Exercise requirements.
Lines containing the string "need" are to be collected in full.

(Extracted records)
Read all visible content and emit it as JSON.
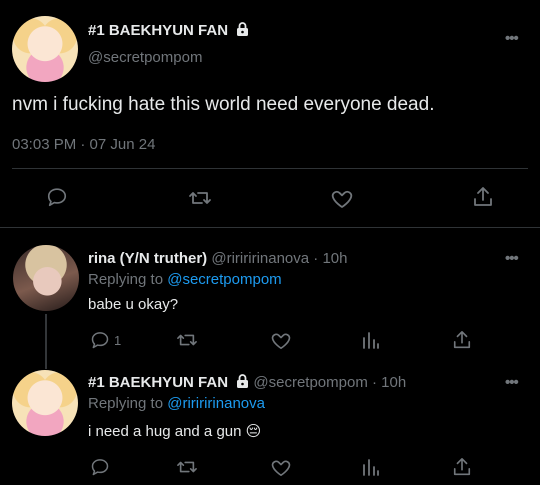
{
  "main_tweet": {
    "display_name": "#1 BAEKHYUN FAN",
    "handle": "@secretpompom",
    "text": "nvm i fucking hate this world need everyone dead.",
    "timestamp": "03:03 PM · 07 Jun 24"
  },
  "reply1": {
    "display_name": "rina (Y/N truther)",
    "handle_time": "@ririririnanova · 10h",
    "replying_prefix": "Replying to ",
    "replying_to": "@secretpompom",
    "text": "babe u okay?",
    "reply_count": "1"
  },
  "reply2": {
    "display_name": "#1 BAEKHYUN FAN",
    "handle_time": "@secretpompom · 10h",
    "replying_prefix": "Replying to ",
    "replying_to": "@ririririnanova",
    "text": "i need a hug and a gun 😔"
  },
  "icons": [
    "reply-icon",
    "retweet-icon",
    "like-icon",
    "share-icon",
    "analytics-icon",
    "more-icon",
    "lock-icon"
  ],
  "colors": {
    "background": "#000000",
    "text": "#e7e9ea",
    "muted": "#71767b",
    "link": "#1d9bf0",
    "divider": "#2f3336"
  }
}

Result for this task.
    "text": "nvm i fucking hate this world need everyone dead.",
    "text": "i need a hug and a gun 😔"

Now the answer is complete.